Required task:
Look through the listing below and report how many lines contain "from", as a bare number.

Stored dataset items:
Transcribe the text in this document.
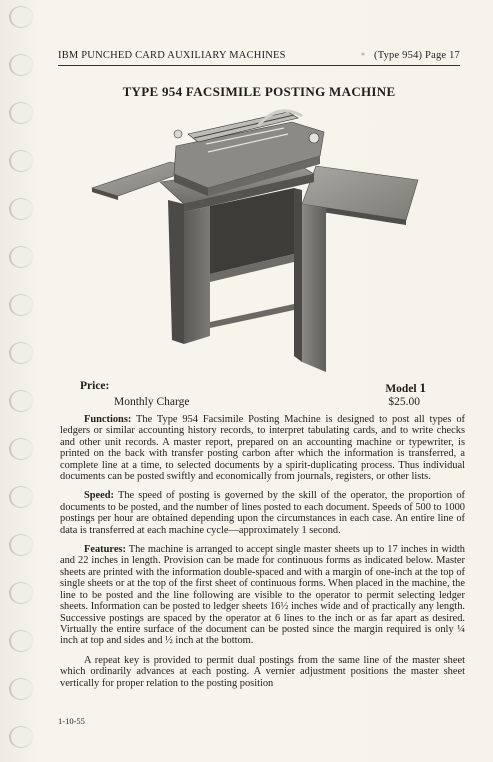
IBM PUNCHED CARD AUXILIARY MACHINES	* (Type 954) Page 17
TYPE 954 FACSIMILE POSTING MACHINE
Price:
Monthly Charge
Model 1
$25.00

Functions: The Type 954 Facsimile Posting Machine is designed to post all types of ledgers or similar accounting history records, to interpret tabulating cards, and to write checks and other unit records. A master report, prepared on an accounting machine or typewriter, is printed on the back with transfer posting carbon after which the information is transferred, a complete line at a time, to selected documents by a spirit-duplicating process. Thus individual documents can be posted swiftly and economically from journals, registers, or other lists.

Speed: The speed of posting is governed by the skill of the operator, the proportion of documents to be posted, and the number of lines posted to each document. Speeds of 500 to 1000 postings per hour are obtained depending upon the circumstances in each case. An entire line of data is transferred at each machine cycle—approximately 1 second.

Features: The machine is arranged to accept single master sheets up to 17 inches in width and 22 inches in length. Provision can be made for continuous forms as indicated below. Master sheets are printed with the information double-spaced and with a margin of one-inch at the top of single sheets or at the top of the first sheet of continuous forms. When placed in the machine, the line to be posted and the line following are visible to the operator to permit selecting ledger sheets. Information can be posted to ledger sheets 16½ inches wide and of practically any length. Successive postings are spaced by the operator at 6 lines to the inch or as far apart as desired. Virtually the entire surface of the document can be posted since the margin required is only ¼ inch at top and sides and ½ inch at the bottom.

A repeat key is provided to permit dual postings from the same line of the master sheet which ordinarily advances at each posting. A vernier adjustment positions the master sheet vertically for proper relation to the posting position

1-10-55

Correct output:
2